Check each line of the data for "text" and select those that have it.

[Dataset excerpt]
□ □ □ □
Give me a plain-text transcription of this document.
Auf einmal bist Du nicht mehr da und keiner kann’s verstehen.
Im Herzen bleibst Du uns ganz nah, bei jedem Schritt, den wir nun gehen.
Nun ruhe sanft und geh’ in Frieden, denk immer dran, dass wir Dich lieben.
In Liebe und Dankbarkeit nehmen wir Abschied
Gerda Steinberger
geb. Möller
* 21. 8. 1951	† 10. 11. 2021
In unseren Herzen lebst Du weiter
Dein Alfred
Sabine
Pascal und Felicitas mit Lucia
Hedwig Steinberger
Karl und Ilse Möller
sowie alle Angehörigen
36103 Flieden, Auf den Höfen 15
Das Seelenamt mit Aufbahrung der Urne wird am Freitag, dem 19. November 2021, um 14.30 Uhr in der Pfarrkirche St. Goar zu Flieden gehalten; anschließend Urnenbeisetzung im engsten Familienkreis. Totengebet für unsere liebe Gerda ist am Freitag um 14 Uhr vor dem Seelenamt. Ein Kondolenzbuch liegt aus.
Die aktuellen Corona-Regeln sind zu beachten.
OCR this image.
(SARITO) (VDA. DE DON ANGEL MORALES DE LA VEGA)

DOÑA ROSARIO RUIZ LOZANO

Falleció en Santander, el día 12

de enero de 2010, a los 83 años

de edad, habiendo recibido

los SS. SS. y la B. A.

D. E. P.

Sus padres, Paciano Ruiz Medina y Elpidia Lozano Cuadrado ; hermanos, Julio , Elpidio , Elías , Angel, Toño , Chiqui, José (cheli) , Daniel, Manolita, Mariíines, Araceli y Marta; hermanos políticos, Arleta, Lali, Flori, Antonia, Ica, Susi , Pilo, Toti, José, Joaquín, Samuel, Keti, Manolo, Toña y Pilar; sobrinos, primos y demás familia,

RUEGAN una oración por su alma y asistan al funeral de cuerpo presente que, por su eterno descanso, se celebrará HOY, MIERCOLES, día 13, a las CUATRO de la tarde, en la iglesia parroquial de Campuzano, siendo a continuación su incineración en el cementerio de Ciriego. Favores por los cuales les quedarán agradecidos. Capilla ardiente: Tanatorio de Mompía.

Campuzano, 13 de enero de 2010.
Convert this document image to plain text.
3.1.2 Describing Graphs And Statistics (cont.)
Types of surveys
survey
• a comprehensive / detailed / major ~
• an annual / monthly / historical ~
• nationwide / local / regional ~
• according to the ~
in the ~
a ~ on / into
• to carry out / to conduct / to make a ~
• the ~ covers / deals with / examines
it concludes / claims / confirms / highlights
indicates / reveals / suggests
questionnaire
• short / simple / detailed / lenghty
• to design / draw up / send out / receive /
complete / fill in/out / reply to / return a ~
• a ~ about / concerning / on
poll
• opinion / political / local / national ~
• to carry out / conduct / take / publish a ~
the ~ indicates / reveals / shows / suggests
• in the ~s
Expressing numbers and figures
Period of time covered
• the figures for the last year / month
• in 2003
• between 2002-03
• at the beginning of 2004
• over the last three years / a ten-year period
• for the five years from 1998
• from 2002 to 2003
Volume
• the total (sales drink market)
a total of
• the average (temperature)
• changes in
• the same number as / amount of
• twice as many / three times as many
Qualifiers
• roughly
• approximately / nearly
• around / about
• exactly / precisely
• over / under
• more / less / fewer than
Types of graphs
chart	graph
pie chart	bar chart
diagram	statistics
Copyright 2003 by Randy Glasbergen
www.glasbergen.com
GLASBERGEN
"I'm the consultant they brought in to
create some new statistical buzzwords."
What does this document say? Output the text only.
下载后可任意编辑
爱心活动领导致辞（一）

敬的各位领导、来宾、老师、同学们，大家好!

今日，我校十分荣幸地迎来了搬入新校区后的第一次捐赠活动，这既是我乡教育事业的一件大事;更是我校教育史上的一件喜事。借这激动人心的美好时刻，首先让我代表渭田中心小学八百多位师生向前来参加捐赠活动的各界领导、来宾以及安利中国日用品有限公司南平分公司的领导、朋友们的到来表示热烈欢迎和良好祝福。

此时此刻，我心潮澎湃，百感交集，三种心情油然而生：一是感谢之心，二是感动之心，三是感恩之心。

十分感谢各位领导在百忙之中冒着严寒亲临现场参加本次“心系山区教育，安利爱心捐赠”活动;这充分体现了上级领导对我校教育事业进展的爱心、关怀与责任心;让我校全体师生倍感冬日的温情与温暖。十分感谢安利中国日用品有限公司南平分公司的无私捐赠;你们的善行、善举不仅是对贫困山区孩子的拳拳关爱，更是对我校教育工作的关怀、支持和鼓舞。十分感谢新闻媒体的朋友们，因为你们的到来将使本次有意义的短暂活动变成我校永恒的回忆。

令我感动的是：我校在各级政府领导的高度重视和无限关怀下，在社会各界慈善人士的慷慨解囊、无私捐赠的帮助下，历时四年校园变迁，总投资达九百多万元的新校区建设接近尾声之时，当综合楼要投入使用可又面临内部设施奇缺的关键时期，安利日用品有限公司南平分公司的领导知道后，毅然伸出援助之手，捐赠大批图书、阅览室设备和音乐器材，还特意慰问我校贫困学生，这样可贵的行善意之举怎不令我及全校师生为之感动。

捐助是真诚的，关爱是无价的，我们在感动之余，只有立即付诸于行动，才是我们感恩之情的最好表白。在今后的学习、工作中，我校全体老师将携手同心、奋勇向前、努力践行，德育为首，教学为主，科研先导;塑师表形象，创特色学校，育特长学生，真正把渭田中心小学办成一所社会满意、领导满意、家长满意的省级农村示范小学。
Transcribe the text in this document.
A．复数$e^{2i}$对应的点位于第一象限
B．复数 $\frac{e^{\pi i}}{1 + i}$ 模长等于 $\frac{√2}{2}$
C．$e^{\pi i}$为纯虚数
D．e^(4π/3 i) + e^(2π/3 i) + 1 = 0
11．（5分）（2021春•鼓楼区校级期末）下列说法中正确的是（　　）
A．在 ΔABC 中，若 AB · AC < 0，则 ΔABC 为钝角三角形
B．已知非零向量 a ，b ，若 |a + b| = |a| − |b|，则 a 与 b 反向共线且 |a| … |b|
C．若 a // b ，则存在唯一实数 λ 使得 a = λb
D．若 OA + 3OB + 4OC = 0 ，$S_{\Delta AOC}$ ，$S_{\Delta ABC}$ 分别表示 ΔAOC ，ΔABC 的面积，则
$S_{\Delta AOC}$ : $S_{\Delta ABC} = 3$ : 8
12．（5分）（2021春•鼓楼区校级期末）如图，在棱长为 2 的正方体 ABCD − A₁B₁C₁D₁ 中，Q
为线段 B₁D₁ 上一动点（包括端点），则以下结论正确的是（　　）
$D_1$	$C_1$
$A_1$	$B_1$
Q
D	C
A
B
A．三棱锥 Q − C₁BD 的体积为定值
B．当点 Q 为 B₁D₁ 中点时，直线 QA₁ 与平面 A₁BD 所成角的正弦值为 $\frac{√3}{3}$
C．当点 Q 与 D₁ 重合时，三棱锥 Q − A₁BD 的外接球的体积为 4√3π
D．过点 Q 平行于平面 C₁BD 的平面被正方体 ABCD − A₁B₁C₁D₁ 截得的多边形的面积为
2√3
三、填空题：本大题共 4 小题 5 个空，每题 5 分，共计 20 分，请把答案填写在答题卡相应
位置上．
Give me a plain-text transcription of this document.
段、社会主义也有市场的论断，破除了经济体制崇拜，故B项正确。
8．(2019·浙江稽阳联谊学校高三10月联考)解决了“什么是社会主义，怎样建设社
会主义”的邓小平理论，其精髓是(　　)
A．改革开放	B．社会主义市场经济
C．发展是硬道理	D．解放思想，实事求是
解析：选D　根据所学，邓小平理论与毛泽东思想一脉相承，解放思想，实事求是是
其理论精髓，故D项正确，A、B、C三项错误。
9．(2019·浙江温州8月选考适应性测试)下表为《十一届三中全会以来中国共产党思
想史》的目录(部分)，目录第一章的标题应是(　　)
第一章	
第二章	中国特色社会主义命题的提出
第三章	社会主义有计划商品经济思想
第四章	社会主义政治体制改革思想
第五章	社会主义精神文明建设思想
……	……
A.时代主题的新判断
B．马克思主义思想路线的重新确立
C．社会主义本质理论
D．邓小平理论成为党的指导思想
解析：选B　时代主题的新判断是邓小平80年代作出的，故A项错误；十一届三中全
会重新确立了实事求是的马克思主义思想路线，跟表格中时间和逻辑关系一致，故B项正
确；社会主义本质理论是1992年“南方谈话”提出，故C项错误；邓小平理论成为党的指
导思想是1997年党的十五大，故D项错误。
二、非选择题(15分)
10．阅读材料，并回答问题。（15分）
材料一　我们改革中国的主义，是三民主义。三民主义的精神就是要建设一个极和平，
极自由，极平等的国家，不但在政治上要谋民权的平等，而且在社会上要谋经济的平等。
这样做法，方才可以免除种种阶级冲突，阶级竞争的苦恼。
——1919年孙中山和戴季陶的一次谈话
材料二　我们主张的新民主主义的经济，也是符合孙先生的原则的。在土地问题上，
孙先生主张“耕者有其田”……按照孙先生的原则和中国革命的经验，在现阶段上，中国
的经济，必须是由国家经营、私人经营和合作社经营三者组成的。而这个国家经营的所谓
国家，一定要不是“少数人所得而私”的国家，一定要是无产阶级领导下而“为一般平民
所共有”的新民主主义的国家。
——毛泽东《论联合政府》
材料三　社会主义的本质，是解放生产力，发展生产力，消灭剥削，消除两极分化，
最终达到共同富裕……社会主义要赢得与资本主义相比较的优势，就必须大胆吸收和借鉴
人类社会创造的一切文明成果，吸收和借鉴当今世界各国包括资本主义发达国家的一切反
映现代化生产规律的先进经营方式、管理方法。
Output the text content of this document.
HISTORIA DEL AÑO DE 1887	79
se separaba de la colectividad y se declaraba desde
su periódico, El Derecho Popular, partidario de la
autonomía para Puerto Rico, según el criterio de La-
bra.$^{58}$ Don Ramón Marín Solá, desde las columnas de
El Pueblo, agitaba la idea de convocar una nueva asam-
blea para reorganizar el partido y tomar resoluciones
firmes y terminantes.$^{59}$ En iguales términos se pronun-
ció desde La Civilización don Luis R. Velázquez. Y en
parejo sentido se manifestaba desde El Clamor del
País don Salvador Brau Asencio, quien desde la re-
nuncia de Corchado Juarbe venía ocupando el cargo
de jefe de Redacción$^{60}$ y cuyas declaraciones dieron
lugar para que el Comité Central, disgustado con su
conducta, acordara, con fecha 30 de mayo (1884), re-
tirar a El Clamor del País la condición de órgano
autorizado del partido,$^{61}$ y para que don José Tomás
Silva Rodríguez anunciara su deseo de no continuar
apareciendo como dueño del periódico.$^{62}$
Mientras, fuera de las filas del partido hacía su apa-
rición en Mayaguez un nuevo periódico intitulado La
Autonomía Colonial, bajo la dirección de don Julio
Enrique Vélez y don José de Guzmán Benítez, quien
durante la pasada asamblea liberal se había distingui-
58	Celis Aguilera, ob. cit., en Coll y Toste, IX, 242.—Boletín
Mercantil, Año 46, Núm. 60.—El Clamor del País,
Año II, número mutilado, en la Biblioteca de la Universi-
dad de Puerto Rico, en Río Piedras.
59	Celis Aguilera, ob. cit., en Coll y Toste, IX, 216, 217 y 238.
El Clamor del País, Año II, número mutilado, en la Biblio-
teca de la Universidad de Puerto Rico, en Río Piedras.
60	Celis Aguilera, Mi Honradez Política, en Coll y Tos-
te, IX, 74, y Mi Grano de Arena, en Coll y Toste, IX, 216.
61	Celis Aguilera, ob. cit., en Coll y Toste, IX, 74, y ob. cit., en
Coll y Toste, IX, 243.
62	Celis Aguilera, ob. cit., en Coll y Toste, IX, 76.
□ □ □ □
## Response for this exercise
Give me a plain-text transcription of this document.
Convert this document image to plain text.
What does this document say? Output the text only.
Transcribe the text in this document.
Give me a plain-text transcription of this document.
Output the text content of this document.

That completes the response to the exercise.